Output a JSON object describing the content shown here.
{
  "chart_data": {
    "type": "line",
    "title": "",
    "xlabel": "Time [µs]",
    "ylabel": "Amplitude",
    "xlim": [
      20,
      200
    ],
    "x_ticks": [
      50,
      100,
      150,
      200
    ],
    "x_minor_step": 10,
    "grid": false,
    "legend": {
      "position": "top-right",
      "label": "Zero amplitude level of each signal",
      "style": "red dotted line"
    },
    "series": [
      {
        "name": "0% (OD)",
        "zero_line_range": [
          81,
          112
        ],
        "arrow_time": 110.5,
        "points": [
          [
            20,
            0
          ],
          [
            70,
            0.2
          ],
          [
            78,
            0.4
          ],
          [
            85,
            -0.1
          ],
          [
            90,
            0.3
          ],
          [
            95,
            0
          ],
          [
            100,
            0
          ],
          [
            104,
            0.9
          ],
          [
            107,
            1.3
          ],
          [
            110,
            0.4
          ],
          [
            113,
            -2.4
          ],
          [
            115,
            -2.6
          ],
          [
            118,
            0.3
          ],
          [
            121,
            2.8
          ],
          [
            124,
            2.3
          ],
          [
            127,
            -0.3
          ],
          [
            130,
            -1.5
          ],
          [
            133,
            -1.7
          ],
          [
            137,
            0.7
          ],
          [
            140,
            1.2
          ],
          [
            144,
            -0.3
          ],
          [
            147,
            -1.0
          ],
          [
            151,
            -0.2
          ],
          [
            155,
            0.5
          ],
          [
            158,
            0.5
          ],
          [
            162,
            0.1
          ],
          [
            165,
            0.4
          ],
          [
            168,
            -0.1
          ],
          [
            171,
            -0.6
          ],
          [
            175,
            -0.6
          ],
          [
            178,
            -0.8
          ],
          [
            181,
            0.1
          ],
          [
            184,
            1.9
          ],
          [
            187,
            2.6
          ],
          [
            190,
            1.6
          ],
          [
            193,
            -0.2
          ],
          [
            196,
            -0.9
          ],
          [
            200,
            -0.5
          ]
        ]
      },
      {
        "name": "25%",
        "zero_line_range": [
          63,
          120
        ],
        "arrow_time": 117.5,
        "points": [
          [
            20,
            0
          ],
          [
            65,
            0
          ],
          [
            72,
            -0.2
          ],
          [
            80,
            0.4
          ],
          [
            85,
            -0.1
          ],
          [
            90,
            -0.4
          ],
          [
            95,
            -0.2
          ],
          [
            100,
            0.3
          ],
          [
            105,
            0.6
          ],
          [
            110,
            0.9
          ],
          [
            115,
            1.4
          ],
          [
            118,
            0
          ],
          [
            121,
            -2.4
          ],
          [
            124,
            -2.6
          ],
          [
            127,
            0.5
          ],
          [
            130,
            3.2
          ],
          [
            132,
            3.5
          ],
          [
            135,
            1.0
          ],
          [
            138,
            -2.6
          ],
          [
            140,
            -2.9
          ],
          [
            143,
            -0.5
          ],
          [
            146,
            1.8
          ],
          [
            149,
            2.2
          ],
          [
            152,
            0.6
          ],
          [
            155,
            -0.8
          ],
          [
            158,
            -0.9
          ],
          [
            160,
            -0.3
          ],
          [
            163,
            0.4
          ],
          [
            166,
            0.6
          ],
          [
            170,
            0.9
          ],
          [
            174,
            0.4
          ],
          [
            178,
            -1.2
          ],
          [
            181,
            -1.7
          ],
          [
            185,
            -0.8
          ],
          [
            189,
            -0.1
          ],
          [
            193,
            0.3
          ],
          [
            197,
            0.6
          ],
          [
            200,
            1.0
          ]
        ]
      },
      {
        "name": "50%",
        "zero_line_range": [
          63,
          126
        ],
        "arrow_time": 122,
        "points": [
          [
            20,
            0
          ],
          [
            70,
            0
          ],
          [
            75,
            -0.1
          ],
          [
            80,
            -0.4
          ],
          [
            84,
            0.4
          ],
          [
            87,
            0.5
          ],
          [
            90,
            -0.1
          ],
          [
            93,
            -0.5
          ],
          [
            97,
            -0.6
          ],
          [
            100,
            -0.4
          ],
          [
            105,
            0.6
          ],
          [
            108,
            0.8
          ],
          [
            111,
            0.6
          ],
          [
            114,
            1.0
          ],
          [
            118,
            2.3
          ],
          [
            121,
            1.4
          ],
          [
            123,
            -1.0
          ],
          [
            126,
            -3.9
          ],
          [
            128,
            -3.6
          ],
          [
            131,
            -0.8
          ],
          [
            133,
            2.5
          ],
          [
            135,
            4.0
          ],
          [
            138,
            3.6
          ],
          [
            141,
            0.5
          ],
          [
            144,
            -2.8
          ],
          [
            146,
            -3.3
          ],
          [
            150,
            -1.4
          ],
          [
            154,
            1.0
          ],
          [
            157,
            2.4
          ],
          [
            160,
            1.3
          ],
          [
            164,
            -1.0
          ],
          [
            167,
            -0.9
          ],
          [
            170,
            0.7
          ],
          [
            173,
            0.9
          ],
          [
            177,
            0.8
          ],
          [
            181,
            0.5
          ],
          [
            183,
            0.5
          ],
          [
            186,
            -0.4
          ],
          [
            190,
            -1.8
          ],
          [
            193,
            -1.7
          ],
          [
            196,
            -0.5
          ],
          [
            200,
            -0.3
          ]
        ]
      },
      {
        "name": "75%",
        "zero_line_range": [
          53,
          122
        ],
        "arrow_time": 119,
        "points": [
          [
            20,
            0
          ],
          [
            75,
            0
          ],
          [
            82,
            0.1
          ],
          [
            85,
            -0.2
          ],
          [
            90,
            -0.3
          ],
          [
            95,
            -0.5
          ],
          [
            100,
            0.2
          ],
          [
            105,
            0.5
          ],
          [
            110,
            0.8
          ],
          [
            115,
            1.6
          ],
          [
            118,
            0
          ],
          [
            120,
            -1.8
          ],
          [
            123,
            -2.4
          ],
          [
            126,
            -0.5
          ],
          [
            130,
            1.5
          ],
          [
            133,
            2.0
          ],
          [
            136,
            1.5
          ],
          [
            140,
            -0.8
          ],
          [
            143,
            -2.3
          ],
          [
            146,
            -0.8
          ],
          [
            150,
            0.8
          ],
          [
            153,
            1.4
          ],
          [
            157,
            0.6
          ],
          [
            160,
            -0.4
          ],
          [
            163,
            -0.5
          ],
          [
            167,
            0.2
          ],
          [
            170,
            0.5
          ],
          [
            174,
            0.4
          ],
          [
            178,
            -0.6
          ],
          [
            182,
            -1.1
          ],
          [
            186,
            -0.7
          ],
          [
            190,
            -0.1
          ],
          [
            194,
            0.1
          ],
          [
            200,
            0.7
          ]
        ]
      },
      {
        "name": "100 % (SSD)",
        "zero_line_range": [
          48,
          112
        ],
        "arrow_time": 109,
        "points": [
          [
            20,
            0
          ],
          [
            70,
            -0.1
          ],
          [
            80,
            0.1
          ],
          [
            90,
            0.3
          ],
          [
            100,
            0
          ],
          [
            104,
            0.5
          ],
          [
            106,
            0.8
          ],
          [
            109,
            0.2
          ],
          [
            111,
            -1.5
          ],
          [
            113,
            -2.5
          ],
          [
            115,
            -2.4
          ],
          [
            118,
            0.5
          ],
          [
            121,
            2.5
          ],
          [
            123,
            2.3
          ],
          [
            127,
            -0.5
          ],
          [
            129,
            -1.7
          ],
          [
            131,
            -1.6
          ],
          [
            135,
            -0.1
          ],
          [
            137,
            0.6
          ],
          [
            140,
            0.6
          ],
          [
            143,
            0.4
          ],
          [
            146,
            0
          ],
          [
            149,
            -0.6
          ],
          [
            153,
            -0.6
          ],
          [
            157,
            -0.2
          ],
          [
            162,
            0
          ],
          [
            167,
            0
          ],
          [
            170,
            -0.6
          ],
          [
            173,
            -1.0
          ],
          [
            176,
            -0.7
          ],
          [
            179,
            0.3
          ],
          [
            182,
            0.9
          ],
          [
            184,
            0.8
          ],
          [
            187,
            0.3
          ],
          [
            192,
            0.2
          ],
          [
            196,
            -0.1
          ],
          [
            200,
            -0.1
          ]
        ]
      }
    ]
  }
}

----------------

PROBLEM DESCRIPTION: Filter the entries down to the lines containing "name". Copy each of those lines.

REPLY TO THE EXERCISE:
        "name": "0% (OD)",
        "name": "25%",
        "name": "50%",
        "name": "75%",
        "name": "100 % (SSD)",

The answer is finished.